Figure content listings
-- -- --
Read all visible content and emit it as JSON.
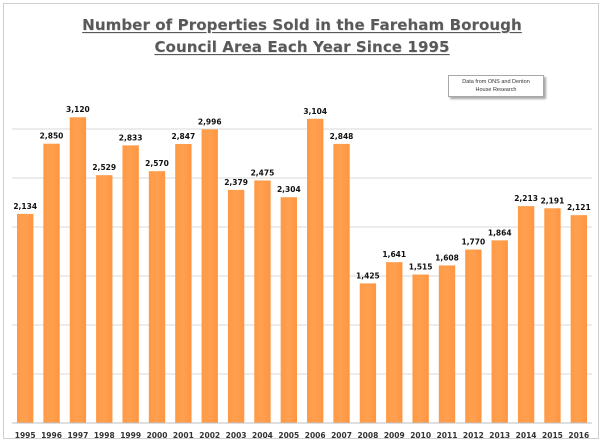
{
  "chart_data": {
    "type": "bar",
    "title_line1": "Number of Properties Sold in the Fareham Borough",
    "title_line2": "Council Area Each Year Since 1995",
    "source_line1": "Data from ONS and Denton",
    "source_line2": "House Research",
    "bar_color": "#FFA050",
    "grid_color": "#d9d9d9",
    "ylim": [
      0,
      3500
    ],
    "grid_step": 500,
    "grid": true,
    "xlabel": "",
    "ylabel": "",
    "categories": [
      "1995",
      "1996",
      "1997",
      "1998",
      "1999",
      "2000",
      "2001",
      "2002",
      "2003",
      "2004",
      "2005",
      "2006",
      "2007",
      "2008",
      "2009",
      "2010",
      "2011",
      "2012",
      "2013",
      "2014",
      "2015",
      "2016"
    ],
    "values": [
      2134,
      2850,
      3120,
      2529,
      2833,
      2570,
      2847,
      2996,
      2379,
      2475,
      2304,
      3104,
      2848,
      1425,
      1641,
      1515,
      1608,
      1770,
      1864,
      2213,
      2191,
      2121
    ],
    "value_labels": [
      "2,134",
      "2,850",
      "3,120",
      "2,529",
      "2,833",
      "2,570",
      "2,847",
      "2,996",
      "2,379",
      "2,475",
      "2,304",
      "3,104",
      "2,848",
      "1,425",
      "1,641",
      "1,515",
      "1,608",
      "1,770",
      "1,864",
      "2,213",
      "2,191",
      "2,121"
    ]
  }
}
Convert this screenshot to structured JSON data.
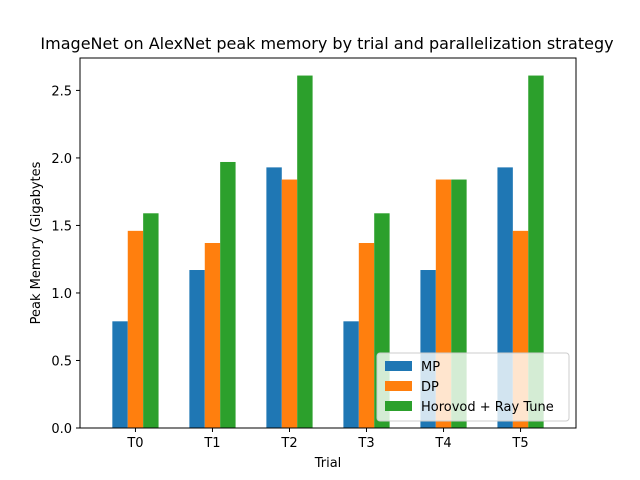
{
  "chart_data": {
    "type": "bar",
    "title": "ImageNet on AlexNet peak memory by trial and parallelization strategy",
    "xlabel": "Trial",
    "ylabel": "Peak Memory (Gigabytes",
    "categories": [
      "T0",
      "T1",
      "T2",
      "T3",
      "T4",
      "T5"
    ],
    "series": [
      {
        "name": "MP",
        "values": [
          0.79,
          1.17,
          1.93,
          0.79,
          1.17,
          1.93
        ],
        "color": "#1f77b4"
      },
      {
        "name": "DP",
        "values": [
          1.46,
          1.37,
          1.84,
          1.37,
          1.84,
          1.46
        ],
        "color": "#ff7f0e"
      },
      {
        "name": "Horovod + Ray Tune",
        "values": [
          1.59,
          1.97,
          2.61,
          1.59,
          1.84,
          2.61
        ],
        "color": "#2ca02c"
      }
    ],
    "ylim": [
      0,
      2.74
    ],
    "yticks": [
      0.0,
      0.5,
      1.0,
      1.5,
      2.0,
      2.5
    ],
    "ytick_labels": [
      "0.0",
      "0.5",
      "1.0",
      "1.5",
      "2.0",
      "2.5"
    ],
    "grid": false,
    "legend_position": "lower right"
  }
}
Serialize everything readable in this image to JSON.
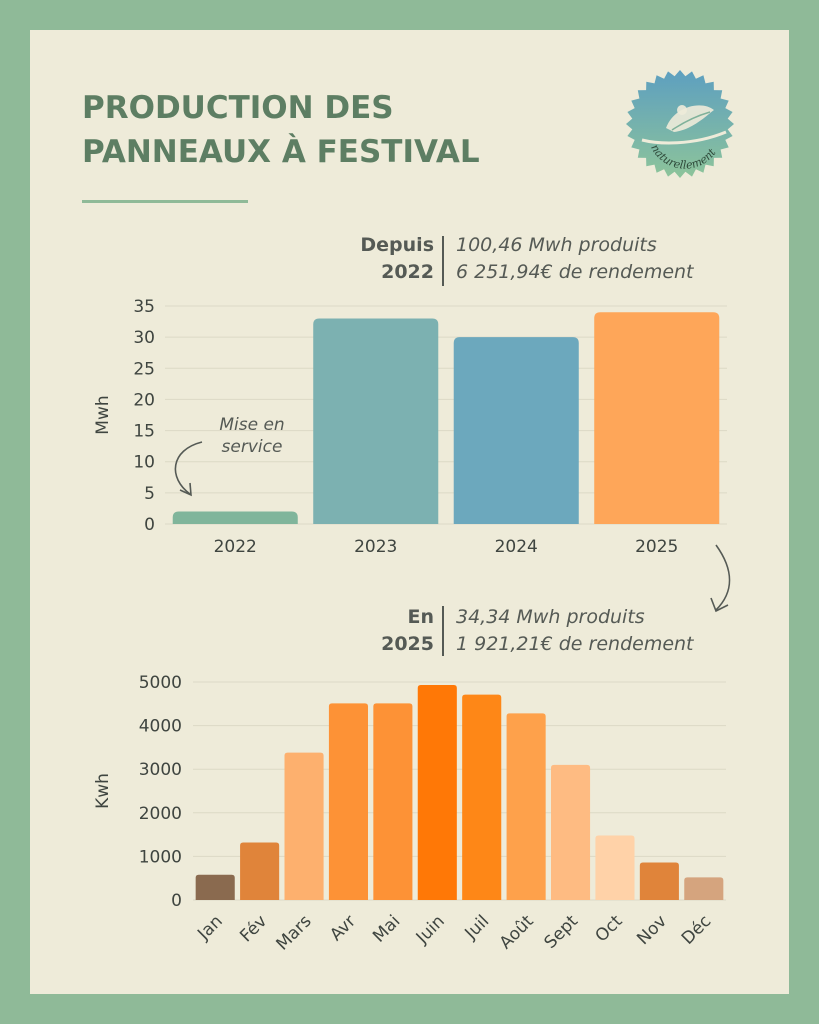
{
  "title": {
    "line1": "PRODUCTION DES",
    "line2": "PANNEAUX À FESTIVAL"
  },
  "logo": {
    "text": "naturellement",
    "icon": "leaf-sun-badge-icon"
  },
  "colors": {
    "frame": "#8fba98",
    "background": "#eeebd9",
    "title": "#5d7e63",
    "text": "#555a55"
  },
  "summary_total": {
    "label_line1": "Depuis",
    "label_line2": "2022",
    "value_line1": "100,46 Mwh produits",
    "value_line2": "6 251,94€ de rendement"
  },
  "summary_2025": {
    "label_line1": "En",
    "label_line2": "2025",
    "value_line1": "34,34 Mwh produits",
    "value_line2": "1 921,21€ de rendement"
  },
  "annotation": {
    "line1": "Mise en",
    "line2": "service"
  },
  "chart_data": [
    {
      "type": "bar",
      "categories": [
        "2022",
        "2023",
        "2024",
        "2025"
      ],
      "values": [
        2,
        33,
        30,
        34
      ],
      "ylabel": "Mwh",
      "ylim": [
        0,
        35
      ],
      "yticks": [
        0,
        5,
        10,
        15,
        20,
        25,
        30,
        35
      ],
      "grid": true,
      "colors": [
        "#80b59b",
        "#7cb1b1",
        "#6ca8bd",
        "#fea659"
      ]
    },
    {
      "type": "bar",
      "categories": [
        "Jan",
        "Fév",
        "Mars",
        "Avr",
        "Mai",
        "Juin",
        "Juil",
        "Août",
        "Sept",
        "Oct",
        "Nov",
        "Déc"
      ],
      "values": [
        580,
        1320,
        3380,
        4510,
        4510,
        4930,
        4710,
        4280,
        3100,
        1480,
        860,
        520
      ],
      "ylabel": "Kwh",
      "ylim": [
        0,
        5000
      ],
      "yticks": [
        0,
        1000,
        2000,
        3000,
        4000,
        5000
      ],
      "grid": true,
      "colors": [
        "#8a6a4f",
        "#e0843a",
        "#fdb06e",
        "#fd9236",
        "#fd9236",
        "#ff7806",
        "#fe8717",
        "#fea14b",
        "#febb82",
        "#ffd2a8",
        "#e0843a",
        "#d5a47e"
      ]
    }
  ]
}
-- -- --
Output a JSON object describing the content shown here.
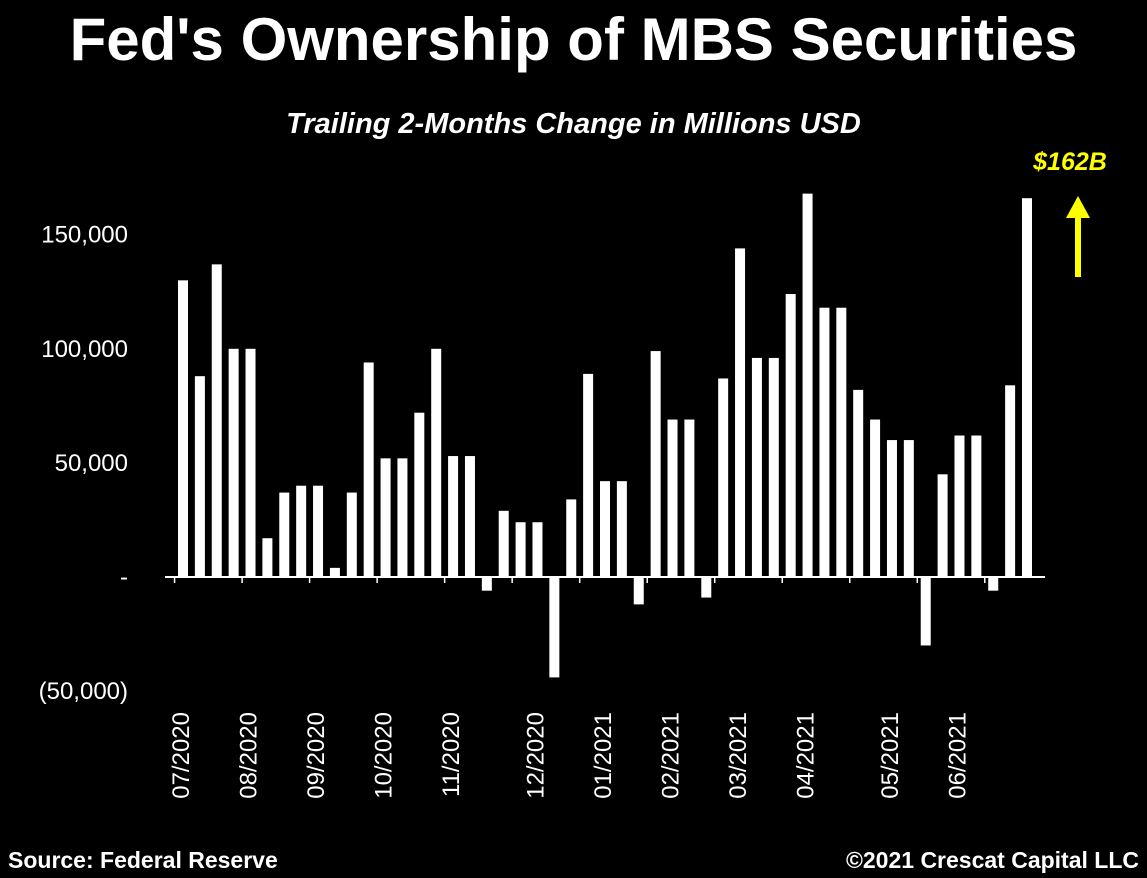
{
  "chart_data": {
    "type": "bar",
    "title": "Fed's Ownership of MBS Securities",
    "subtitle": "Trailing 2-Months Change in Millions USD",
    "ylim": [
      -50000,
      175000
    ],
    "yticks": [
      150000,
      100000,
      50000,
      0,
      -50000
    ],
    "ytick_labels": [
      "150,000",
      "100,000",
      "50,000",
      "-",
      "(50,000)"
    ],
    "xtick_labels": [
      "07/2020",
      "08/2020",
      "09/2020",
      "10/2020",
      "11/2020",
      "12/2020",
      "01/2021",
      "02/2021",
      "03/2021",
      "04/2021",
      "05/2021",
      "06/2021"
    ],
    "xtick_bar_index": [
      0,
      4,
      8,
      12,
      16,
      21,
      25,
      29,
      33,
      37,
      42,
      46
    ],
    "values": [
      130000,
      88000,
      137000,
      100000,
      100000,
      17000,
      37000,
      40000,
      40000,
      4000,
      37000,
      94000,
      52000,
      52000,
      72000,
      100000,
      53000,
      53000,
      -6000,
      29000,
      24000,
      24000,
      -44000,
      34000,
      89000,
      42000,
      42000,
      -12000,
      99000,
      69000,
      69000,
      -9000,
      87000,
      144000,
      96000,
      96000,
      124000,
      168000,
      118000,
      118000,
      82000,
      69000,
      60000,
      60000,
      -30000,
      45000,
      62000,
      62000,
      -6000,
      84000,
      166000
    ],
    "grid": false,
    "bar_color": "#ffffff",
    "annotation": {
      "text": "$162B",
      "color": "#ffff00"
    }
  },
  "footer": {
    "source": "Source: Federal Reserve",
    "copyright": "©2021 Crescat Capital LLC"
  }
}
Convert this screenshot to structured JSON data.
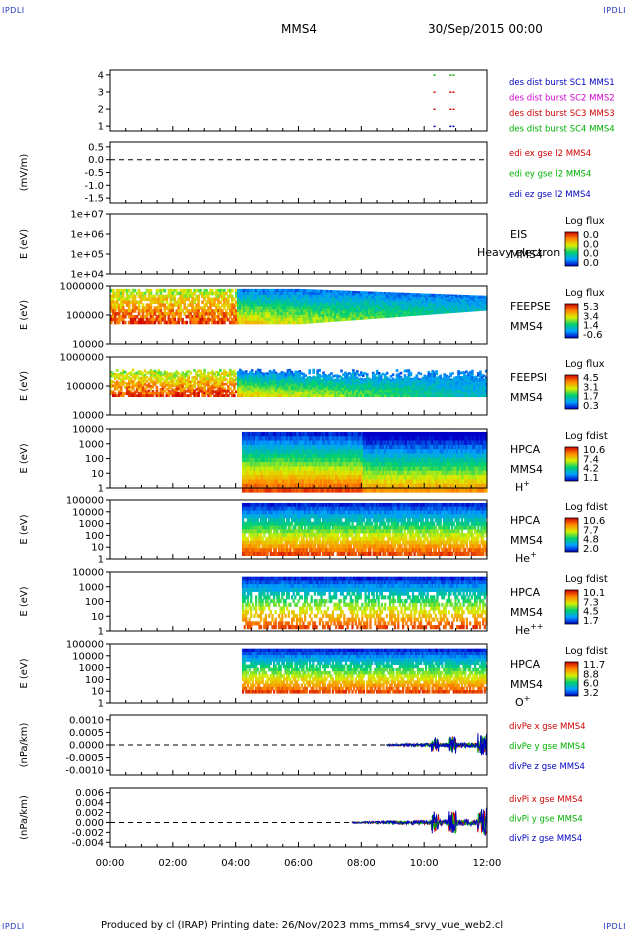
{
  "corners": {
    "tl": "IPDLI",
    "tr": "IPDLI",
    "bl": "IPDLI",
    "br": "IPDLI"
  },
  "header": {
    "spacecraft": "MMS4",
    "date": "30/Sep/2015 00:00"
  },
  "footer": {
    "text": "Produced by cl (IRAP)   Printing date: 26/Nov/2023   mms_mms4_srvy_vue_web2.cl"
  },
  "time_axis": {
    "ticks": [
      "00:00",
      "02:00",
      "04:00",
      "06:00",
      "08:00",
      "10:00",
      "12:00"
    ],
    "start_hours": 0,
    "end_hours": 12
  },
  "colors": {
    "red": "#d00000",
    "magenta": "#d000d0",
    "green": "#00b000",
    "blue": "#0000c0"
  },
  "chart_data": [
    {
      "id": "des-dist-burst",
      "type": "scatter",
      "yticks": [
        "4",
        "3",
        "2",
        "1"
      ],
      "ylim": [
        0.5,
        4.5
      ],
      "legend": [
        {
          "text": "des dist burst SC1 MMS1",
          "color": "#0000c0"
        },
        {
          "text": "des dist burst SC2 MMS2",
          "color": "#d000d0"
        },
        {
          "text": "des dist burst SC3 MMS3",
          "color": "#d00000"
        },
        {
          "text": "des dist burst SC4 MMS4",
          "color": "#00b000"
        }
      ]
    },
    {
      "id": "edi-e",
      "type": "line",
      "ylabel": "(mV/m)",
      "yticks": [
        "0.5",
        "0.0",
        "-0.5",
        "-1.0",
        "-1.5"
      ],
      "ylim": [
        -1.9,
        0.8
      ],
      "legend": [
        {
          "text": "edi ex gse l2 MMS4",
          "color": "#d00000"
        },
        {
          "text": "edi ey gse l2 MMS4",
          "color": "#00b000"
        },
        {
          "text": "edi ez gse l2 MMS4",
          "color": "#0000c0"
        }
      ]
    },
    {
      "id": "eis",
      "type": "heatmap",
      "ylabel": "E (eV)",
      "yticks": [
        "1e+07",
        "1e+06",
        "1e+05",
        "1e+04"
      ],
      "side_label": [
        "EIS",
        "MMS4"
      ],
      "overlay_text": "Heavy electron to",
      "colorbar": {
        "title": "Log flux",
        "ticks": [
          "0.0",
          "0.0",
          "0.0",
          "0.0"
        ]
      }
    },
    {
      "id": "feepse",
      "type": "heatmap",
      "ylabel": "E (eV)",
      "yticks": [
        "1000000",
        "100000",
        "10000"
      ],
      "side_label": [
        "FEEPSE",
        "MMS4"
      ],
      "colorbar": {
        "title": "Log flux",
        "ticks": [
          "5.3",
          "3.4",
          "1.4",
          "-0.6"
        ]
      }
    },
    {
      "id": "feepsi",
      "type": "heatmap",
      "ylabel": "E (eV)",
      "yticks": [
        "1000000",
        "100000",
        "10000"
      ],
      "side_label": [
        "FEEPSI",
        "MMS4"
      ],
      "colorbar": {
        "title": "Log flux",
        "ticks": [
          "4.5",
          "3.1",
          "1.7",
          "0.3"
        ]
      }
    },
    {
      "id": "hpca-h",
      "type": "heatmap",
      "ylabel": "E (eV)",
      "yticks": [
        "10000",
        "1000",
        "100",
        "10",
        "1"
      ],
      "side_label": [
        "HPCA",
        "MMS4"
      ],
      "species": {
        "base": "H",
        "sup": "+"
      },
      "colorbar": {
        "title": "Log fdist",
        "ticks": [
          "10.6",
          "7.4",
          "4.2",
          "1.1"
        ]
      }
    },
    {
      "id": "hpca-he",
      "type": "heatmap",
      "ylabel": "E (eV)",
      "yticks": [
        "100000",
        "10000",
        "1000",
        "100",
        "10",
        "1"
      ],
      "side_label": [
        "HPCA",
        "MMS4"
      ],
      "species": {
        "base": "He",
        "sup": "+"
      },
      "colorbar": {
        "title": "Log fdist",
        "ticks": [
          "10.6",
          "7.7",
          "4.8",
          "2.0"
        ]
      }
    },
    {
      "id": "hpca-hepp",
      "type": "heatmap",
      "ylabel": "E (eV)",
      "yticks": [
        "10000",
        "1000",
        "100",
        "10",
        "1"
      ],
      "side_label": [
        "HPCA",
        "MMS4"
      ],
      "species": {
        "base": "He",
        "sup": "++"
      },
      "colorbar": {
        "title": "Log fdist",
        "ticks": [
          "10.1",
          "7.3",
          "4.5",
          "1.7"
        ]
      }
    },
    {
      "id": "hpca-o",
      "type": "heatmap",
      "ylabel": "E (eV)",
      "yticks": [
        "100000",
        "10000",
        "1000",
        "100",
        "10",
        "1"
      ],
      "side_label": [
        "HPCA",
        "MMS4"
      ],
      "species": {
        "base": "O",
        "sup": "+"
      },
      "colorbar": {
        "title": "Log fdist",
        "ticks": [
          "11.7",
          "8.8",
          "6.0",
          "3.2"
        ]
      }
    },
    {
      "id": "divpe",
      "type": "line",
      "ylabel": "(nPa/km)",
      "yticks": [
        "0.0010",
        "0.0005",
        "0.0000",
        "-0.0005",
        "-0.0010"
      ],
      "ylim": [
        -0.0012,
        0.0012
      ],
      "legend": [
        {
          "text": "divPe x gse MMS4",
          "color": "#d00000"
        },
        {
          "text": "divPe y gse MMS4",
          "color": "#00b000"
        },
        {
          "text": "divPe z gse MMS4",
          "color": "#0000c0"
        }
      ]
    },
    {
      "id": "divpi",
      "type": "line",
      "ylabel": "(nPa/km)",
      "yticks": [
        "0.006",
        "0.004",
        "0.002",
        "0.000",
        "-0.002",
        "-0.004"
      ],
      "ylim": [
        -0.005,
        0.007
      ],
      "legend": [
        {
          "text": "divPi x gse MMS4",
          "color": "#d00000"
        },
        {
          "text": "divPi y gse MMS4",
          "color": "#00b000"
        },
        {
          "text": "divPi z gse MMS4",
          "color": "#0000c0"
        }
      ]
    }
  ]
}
-- -- --
Scan the material above for the string "date" and report each line where you find it.

* _Final result_:
    "date": "30/Sep/2015 00:00"
    "text": "Produced by cl (IRAP)   Printing date: 26/Nov/2023   mms_mms4_srvy_vue_web2.cl"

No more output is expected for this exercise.